-- Begin --
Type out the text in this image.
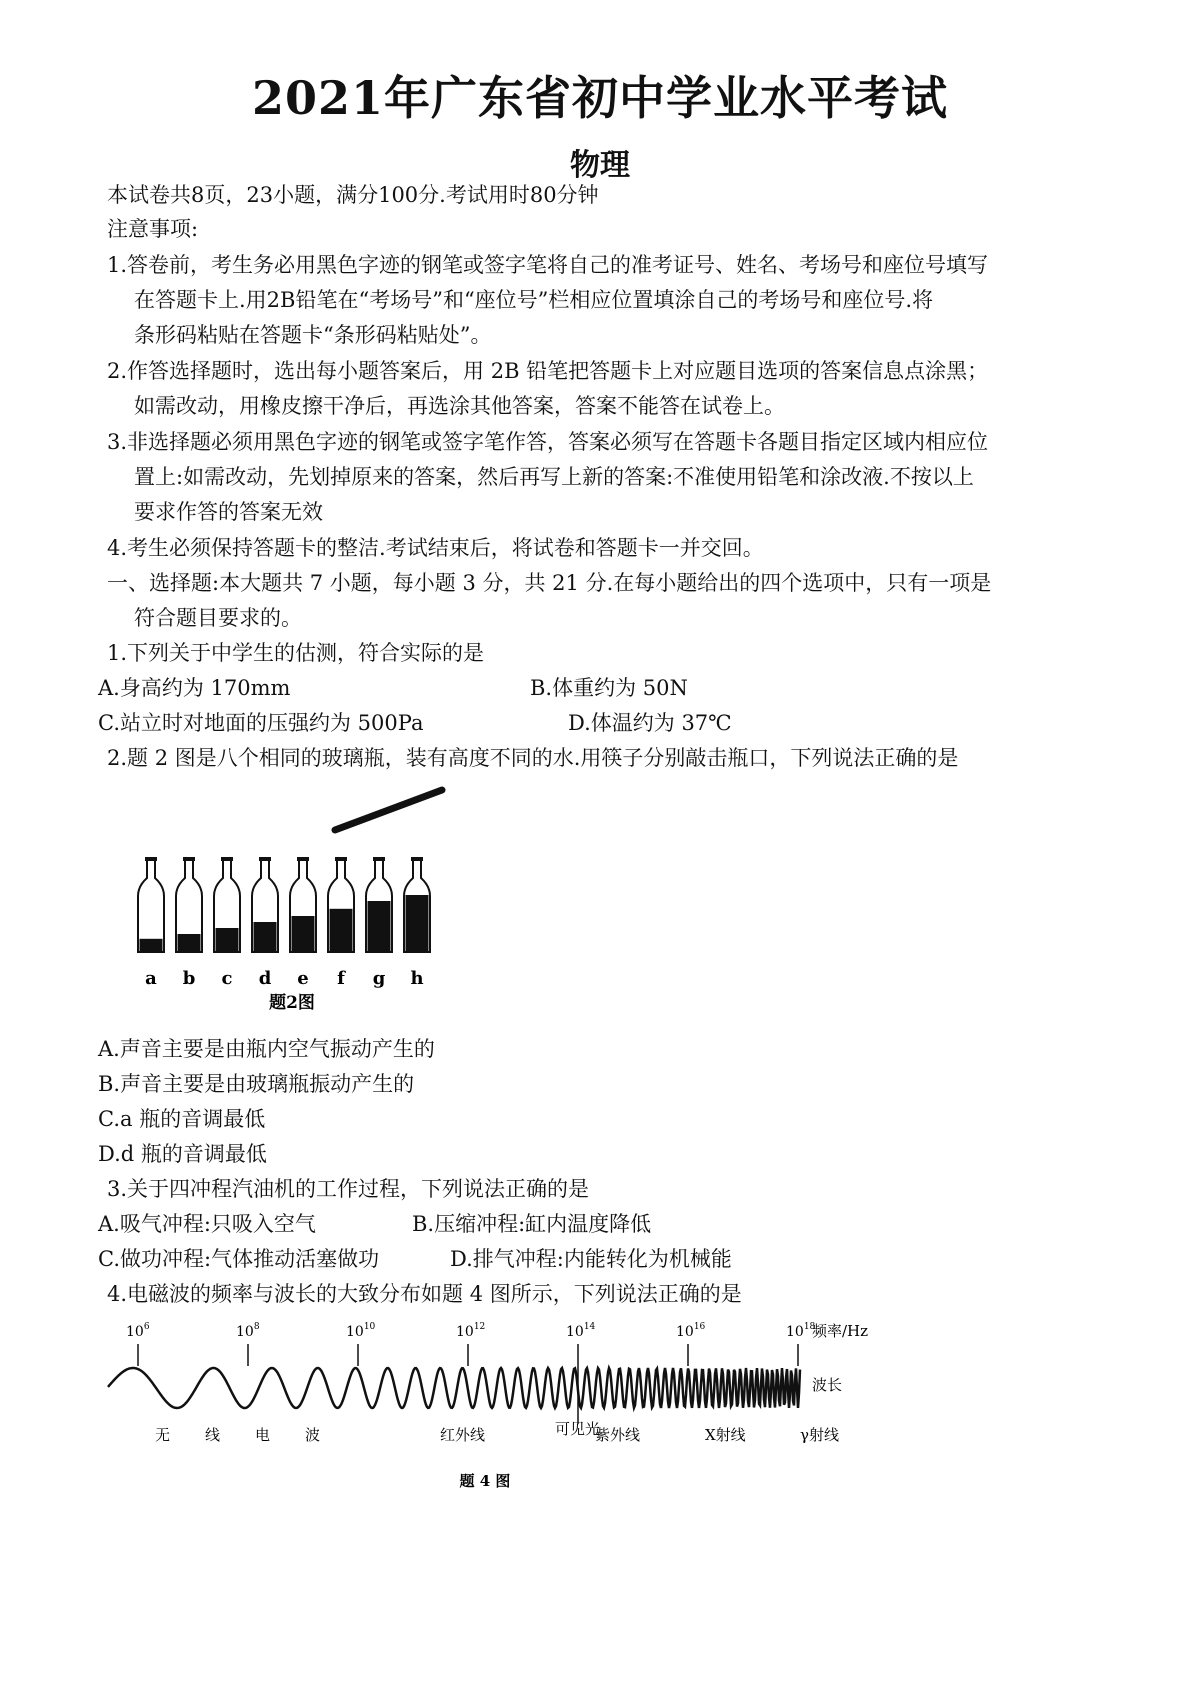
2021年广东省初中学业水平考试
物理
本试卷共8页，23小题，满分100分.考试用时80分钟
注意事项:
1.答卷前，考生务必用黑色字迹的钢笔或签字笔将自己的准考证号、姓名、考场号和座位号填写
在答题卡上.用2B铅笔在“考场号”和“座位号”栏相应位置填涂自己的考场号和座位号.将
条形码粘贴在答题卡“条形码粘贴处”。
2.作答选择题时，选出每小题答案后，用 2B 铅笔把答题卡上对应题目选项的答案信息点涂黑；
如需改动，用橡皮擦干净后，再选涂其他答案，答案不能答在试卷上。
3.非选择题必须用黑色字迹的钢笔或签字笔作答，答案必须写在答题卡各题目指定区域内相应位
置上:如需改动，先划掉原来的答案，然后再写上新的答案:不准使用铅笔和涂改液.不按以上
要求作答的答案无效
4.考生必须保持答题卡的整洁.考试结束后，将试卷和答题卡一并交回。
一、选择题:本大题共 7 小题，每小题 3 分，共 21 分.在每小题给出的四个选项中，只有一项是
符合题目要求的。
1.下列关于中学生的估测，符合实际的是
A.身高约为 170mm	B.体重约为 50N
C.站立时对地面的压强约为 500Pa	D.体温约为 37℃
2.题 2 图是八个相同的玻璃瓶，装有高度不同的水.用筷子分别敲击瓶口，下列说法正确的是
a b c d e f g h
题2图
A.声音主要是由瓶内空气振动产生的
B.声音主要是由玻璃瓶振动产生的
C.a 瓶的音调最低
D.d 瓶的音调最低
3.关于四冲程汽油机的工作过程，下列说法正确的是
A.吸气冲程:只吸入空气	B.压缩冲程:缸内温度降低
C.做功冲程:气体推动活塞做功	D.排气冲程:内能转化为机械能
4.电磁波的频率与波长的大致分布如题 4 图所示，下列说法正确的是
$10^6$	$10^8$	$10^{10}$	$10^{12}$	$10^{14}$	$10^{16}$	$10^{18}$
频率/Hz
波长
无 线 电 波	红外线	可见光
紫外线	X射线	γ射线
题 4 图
-- End --
• _Instructions to follow_
Using the records above, pull out each line where the word "下列说法正确的是" occurs.

• _Correct answer_
2.题 2 图是八个相同的玻璃瓶，装有高度不同的水.用筷子分别敲击瓶口，下列说法正确的是
3.关于四冲程汽油机的工作过程，下列说法正确的是
4.电磁波的频率与波长的大致分布如题 4 图所示，下列说法正确的是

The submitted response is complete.